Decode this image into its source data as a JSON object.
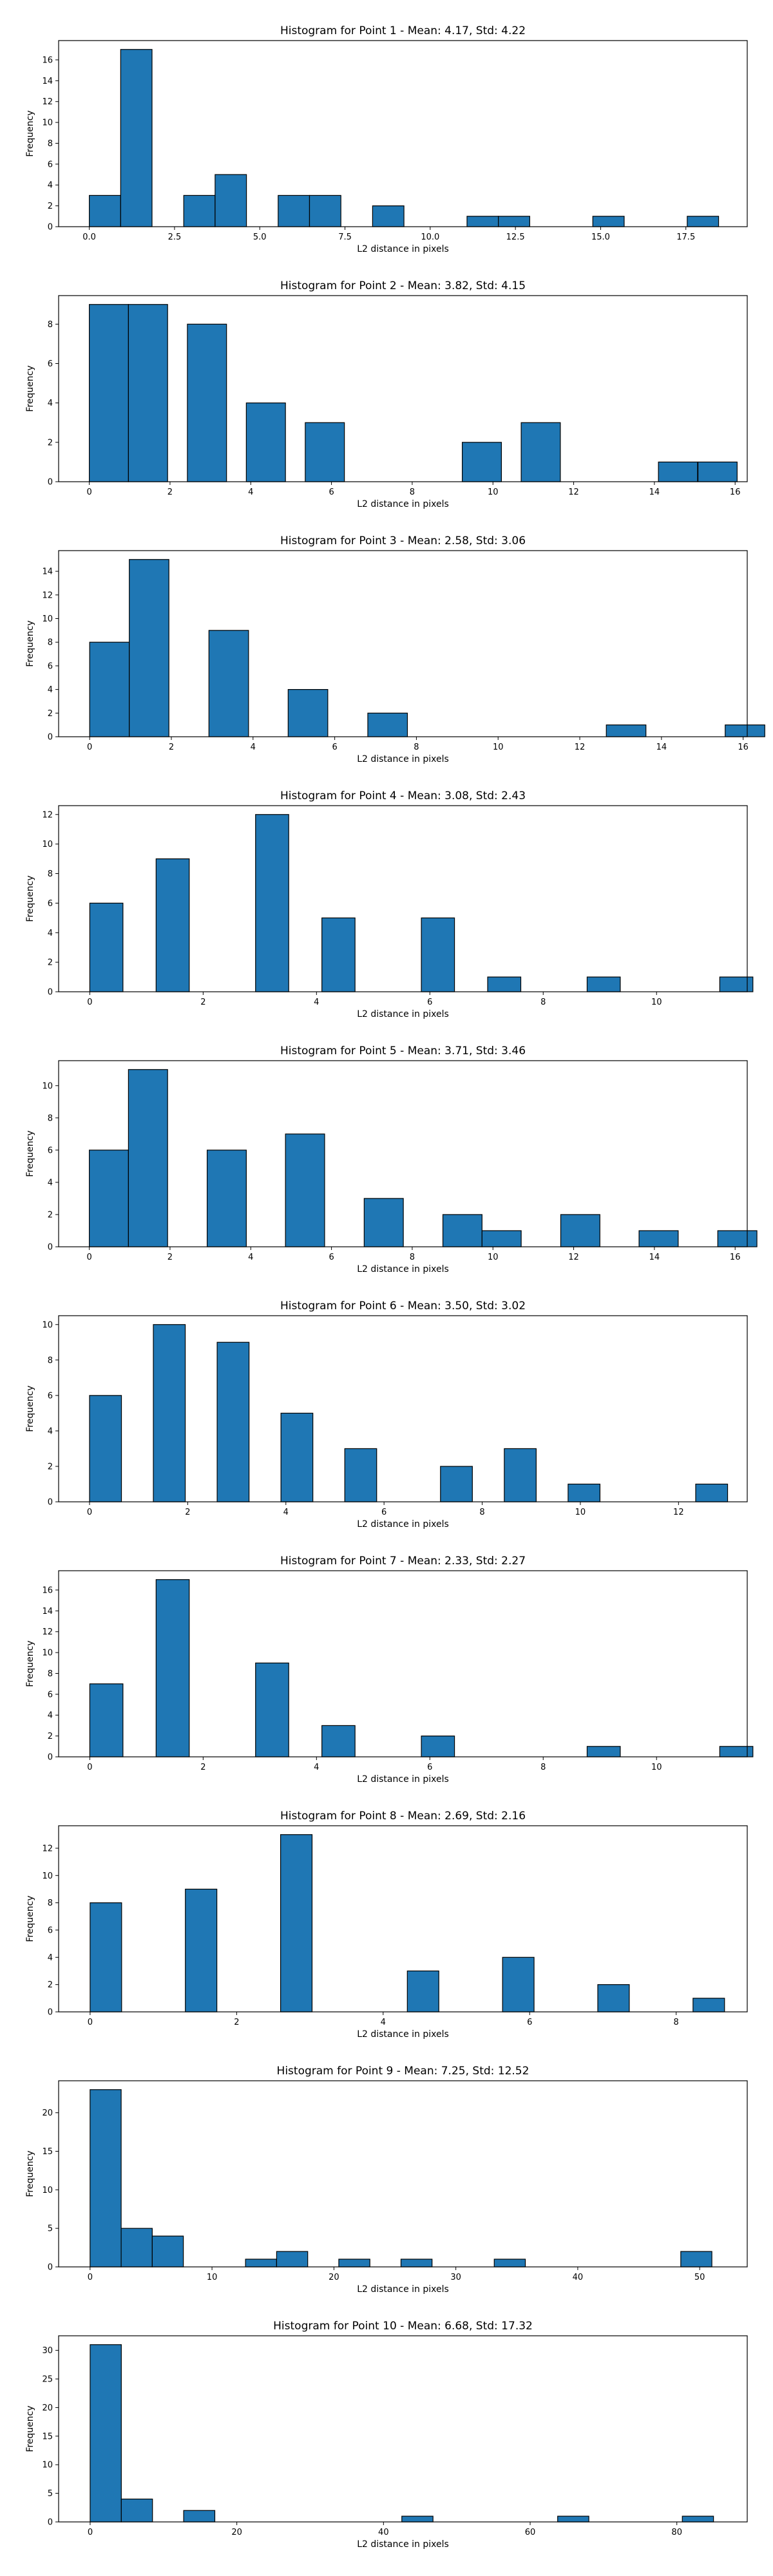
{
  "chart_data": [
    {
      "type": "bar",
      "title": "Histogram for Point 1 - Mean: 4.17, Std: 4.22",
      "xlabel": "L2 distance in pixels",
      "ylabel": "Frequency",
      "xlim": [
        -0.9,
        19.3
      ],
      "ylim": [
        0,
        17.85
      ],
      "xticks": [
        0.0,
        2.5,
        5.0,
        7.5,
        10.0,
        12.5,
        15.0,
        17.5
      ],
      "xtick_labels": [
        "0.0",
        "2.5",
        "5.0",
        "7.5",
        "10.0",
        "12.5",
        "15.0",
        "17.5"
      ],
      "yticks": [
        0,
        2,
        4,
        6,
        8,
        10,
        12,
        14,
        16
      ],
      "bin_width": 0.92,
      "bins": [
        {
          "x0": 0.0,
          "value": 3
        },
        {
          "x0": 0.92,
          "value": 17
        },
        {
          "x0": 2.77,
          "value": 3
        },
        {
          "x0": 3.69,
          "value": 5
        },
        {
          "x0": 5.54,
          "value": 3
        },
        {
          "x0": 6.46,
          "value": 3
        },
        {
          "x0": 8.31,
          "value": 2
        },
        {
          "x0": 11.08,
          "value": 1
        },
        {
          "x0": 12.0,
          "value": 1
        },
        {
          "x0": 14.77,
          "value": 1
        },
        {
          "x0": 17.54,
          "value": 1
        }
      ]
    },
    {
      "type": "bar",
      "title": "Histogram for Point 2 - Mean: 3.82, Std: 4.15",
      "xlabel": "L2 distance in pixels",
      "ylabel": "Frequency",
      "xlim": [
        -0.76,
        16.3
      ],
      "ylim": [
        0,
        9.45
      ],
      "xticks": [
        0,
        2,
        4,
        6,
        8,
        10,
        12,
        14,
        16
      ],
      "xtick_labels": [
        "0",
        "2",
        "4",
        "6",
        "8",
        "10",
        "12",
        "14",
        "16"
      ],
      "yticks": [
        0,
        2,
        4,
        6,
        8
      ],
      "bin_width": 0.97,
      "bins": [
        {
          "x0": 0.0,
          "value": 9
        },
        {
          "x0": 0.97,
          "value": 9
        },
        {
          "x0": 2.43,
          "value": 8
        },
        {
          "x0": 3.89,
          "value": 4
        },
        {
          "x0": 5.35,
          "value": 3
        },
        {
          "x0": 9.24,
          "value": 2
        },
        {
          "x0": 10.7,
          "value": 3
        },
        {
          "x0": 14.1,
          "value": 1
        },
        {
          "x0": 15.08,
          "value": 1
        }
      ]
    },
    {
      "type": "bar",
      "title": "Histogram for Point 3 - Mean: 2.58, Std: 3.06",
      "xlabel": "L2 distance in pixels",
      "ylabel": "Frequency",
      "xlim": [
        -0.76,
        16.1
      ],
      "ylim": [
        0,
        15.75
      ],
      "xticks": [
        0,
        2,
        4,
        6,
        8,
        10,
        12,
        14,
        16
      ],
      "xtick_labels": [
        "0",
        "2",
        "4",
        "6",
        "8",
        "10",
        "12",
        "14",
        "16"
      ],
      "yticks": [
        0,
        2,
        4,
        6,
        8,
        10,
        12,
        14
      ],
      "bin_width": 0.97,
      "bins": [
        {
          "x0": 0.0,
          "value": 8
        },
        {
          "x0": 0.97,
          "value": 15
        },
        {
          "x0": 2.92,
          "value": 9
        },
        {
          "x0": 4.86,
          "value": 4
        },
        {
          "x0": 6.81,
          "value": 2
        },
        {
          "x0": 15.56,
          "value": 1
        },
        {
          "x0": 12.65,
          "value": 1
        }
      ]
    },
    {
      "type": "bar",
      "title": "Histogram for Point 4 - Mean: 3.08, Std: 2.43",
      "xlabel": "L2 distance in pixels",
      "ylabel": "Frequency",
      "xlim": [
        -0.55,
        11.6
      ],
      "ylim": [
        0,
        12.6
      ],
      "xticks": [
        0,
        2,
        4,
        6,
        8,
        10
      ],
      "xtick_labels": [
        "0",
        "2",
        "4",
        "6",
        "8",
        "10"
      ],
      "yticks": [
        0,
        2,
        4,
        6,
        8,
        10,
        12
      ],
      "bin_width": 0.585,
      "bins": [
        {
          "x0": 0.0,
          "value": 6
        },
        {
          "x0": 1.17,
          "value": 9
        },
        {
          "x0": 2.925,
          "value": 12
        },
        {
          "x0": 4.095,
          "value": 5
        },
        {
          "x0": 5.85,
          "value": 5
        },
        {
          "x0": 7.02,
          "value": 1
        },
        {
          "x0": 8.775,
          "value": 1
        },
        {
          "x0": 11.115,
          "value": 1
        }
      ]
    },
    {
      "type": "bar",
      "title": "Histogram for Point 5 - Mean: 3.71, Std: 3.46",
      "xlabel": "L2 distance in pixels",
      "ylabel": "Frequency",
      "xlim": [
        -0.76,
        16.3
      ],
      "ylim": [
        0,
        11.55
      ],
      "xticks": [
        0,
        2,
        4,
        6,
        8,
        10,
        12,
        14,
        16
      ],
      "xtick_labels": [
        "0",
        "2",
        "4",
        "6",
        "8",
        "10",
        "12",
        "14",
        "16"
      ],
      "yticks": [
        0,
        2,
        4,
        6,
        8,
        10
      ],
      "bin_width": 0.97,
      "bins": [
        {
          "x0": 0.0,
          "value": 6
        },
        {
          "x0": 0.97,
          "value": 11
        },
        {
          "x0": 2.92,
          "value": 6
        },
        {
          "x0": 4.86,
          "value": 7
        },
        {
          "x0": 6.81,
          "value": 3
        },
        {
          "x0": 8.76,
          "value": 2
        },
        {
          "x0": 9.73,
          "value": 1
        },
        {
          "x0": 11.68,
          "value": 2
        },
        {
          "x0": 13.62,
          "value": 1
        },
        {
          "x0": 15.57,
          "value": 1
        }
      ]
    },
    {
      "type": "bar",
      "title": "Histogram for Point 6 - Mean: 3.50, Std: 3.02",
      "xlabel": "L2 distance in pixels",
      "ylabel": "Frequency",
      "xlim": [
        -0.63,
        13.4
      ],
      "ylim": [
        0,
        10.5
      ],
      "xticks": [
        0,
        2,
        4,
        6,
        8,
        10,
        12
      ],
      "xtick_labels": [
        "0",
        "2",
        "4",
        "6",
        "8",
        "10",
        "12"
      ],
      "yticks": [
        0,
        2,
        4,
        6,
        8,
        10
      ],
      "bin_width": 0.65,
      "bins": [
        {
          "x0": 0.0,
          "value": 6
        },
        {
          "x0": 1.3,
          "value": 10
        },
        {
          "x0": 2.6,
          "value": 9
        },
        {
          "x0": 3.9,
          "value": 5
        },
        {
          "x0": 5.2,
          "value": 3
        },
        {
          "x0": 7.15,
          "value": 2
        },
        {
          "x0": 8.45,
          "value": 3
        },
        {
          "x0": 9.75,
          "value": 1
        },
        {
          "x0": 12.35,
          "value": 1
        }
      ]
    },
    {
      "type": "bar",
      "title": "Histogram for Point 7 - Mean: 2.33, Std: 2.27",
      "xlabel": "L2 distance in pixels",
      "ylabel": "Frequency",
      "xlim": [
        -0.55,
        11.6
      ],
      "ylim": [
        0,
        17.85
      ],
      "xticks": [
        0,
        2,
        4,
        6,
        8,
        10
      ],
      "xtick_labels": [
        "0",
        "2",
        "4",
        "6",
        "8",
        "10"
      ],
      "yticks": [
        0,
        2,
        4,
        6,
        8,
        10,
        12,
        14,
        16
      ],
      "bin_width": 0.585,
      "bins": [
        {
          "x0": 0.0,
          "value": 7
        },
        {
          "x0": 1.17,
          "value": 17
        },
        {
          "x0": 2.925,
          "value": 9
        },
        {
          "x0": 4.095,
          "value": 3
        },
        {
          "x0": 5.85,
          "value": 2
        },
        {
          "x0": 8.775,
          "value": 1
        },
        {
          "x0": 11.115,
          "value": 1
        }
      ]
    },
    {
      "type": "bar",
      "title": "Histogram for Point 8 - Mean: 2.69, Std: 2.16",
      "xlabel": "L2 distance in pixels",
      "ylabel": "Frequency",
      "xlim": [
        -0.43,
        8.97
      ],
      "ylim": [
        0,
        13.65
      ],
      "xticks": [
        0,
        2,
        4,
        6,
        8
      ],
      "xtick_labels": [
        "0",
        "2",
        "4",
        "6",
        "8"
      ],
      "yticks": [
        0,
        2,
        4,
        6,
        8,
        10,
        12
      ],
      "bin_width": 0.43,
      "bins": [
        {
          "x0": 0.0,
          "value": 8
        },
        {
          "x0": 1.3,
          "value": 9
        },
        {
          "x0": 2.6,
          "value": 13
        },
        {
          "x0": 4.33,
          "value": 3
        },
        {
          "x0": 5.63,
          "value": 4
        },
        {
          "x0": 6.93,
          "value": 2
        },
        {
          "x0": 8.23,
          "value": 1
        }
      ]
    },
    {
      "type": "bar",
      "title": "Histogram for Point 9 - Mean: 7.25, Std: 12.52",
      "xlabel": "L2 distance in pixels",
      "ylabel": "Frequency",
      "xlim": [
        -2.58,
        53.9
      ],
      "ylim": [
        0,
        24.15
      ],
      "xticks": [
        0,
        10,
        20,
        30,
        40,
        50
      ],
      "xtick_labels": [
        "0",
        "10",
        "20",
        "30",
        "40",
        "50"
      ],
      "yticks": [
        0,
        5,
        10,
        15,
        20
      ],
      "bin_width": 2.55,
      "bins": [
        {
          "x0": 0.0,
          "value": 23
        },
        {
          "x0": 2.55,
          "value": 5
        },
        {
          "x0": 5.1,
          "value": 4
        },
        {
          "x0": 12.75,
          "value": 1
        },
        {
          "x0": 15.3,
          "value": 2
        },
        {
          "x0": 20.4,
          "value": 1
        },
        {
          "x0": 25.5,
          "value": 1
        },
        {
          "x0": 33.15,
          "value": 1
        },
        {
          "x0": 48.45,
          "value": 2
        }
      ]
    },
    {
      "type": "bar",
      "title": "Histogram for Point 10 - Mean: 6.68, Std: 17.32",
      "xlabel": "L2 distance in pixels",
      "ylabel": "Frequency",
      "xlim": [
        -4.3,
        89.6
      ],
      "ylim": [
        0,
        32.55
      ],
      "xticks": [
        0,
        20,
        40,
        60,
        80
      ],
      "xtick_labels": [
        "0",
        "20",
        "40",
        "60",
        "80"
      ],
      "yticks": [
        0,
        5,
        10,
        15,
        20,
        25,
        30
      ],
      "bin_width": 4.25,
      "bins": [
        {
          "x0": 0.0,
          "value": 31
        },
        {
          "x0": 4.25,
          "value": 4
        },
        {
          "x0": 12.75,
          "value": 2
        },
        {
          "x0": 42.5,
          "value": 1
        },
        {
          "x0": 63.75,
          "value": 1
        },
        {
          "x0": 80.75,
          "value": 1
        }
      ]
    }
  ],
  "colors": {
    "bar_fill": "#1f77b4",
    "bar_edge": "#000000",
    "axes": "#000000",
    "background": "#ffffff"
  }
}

Set exercise
Pull out all lines of the data with the string "Histogram".

Result
      "title": "Histogram for Point 1 - Mean: 4.17, Std: 4.22",
      "title": "Histogram for Point 2 - Mean: 3.82, Std: 4.15",
      "title": "Histogram for Point 3 - Mean: 2.58, Std: 3.06",
      "title": "Histogram for Point 4 - Mean: 3.08, Std: 2.43",
      "title": "Histogram for Point 5 - Mean: 3.71, Std: 3.46",
      "title": "Histogram for Point 6 - Mean: 3.50, Std: 3.02",
      "title": "Histogram for Point 7 - Mean: 2.33, Std: 2.27",
      "title": "Histogram for Point 8 - Mean: 2.69, Std: 2.16",
      "title": "Histogram for Point 9 - Mean: 7.25, Std: 12.52",
      "title": "Histogram for Point 10 - Mean: 6.68, Std: 17.32",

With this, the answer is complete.